───── Provided records ─────
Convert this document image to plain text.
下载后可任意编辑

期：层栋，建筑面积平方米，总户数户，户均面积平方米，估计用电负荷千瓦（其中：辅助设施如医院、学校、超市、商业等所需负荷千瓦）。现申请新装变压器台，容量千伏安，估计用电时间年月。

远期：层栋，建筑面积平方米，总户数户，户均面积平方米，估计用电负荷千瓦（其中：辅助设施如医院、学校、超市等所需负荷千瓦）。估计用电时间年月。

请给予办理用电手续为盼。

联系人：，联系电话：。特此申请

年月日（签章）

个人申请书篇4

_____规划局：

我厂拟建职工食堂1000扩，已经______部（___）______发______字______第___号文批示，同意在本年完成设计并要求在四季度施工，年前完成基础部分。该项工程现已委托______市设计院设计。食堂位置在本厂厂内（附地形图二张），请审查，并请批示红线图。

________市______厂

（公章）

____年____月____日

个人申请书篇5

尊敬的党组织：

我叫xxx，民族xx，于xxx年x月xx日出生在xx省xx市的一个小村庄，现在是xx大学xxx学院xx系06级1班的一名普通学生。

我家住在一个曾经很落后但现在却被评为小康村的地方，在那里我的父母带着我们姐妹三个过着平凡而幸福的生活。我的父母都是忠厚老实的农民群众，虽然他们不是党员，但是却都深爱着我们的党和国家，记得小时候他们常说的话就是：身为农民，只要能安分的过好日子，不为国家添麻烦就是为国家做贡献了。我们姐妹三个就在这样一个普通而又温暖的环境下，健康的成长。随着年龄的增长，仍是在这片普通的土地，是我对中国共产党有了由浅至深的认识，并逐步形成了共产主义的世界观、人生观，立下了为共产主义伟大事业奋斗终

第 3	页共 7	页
─────
» Problem: Find every line of the data that holds the string "建筑面积平方米", then say how many there are and nothing else.

» The result: 2